--- Start Data supplied ---

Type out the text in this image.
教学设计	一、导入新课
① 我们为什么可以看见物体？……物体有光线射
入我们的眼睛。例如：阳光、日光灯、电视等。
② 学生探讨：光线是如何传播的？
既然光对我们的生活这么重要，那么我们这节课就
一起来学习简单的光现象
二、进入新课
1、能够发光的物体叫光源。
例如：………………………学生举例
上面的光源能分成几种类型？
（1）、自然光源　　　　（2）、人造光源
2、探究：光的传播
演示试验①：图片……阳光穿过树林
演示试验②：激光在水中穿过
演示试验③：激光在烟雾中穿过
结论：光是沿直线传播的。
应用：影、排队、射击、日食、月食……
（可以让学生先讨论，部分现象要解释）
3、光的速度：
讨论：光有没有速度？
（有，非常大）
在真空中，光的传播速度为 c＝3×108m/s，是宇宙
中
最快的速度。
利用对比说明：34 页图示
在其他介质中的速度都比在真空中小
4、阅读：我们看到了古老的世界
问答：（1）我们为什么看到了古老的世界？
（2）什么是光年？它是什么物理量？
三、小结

--- End Data supplied ---
--- Start Data supplied ---

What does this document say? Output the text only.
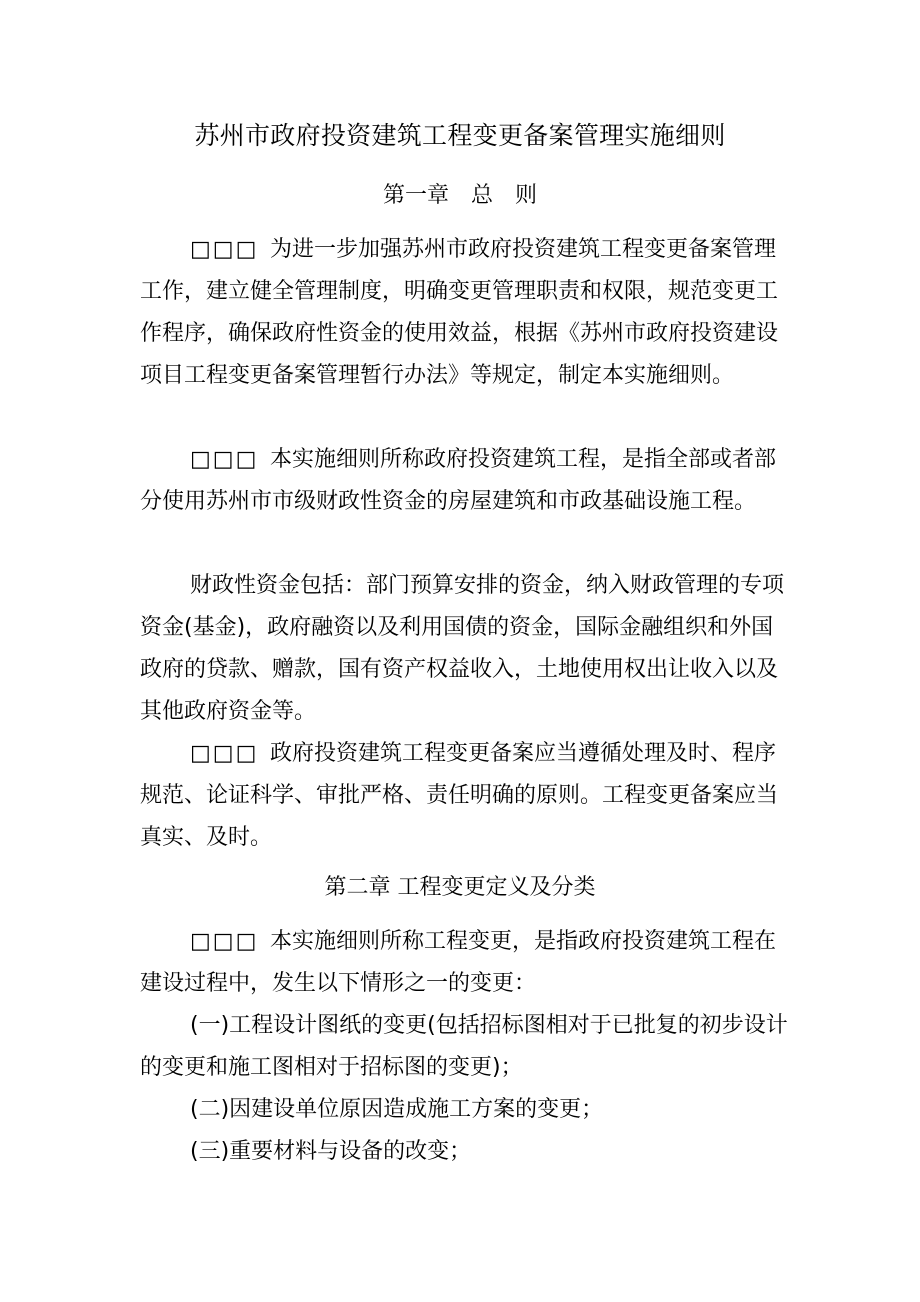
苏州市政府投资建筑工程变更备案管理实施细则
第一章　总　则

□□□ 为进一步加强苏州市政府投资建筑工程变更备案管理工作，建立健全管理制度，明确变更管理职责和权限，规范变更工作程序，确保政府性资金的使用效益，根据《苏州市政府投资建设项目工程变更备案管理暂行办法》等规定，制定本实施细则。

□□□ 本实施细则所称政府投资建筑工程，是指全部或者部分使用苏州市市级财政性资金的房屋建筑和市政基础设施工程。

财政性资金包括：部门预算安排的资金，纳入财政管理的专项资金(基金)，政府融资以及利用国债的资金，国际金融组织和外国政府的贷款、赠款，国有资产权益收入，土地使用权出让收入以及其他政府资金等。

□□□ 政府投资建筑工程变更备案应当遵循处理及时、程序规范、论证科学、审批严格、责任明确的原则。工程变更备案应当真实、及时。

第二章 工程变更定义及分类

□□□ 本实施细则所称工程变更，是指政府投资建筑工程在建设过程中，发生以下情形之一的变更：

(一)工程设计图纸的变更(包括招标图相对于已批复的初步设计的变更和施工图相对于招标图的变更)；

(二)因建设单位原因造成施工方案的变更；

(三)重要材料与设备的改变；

--- End Data supplied ---

**Your objective:** Say how many lines hold the word "this", giving the number and nothing else.

**Reply:** 2